━━━ RECORDS TO USE

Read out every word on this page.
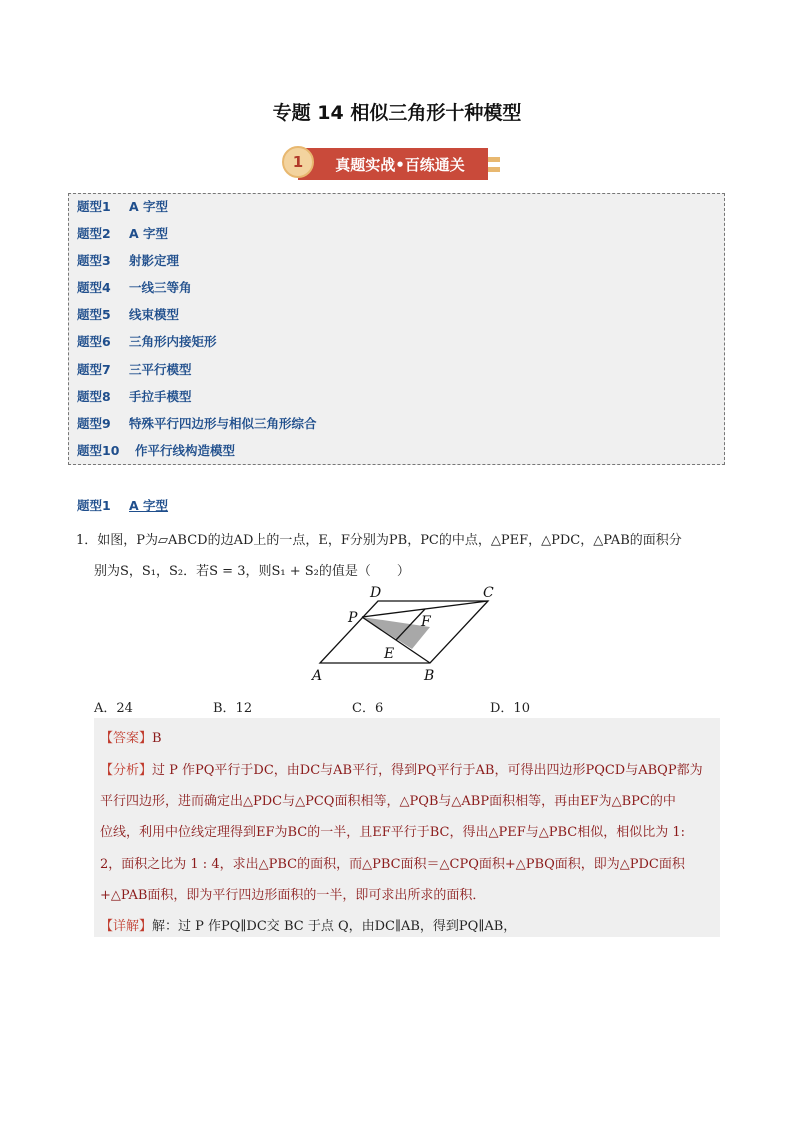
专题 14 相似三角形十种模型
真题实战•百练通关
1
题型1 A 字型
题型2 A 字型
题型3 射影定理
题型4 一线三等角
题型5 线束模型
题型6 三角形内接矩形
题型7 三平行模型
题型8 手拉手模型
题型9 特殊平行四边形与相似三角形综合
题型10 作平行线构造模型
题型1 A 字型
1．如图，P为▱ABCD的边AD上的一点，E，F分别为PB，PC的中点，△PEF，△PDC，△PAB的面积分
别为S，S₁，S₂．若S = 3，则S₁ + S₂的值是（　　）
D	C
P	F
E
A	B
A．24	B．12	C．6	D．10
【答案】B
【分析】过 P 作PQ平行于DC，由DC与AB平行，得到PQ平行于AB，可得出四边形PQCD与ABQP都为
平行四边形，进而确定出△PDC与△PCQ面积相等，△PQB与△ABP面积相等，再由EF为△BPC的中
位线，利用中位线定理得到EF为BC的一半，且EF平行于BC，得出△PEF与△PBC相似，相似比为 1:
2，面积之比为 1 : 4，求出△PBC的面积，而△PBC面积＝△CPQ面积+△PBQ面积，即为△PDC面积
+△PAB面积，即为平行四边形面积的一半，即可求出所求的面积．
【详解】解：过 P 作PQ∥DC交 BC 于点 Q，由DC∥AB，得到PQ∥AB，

━━━━━━
━━━ RECORDS TO USE

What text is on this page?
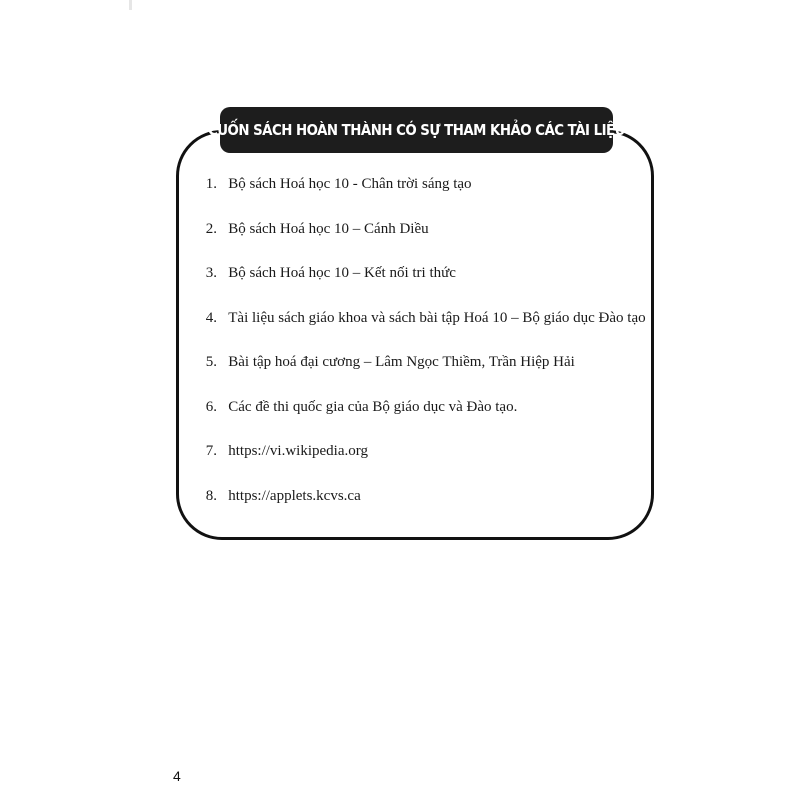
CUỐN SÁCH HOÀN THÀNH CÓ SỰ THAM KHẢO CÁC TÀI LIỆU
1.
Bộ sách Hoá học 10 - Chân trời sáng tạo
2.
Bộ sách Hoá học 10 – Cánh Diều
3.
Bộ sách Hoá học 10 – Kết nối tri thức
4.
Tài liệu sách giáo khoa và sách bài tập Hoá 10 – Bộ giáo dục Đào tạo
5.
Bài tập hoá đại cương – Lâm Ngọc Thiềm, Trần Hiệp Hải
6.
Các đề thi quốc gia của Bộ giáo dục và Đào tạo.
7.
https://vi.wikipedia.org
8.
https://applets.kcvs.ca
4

━━━━━━
━━━ RECORDS TO USE

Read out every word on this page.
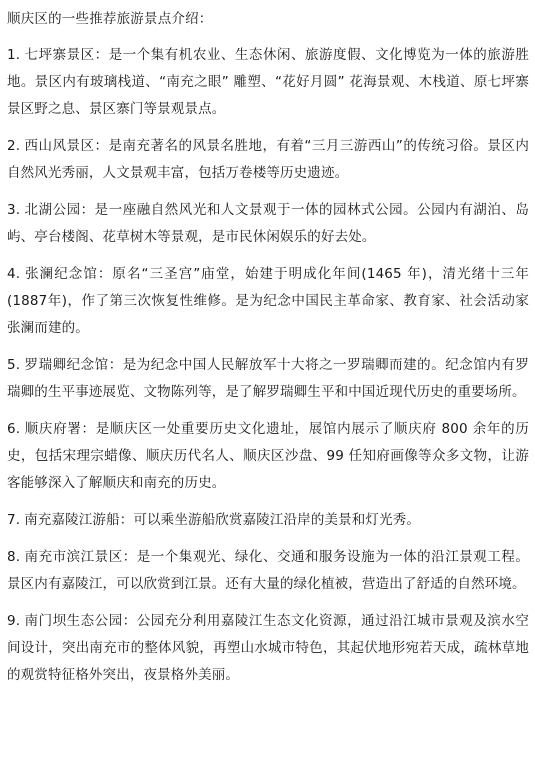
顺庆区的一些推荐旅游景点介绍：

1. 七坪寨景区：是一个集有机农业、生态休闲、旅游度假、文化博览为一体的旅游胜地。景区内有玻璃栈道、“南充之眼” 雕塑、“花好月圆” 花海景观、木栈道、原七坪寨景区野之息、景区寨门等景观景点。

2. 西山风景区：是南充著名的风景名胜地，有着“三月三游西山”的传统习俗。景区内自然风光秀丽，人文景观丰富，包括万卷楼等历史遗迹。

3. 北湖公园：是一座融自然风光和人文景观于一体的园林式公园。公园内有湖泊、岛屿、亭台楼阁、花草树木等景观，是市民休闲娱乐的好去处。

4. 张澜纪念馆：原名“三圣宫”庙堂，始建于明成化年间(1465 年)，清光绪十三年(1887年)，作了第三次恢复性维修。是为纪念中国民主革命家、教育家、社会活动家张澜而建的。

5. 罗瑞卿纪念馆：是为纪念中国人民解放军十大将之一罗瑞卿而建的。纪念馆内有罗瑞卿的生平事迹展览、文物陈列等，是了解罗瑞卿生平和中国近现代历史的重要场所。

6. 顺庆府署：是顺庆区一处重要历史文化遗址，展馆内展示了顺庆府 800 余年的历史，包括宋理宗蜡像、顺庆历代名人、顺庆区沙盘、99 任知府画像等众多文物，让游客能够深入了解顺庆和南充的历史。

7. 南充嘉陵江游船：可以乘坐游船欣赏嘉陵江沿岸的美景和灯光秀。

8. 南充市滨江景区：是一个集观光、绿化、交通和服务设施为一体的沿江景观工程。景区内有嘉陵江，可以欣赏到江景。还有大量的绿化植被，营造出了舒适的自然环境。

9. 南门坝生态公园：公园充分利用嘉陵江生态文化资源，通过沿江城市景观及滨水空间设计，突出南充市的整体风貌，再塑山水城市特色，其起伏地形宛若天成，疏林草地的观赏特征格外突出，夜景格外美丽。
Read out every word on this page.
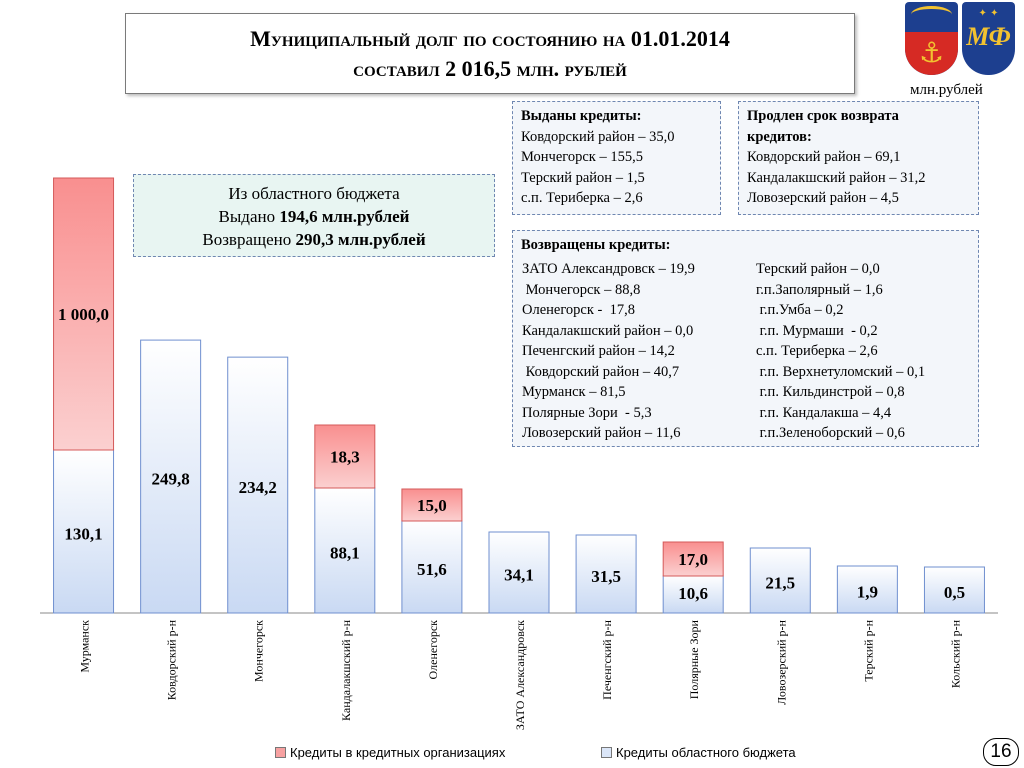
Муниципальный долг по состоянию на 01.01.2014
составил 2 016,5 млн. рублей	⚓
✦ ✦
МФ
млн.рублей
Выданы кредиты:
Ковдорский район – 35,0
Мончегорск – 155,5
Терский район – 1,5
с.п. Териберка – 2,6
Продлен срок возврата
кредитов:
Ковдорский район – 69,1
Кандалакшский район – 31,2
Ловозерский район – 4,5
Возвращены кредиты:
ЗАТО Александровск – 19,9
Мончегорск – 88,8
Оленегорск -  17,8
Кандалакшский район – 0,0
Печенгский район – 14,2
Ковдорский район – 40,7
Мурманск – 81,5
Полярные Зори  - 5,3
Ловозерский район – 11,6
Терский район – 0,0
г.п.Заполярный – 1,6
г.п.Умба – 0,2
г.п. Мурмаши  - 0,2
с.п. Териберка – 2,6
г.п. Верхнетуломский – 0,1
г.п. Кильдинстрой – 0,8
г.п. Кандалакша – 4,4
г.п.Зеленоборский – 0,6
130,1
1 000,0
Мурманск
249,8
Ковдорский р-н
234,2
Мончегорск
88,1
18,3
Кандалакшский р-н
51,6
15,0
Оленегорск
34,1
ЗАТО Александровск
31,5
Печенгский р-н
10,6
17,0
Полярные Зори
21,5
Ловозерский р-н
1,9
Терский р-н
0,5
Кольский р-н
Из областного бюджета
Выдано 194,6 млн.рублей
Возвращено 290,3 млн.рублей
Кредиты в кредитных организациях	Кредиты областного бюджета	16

━━━━━━

> [GOAL]
Copy all lines from the material that contain "Ковдорский".

> [EXERCISE ANSWER]
Ковдорский район – 35,0
Ковдорский район – 69,1
Ковдорский район – 40,7
Ковдорский р-н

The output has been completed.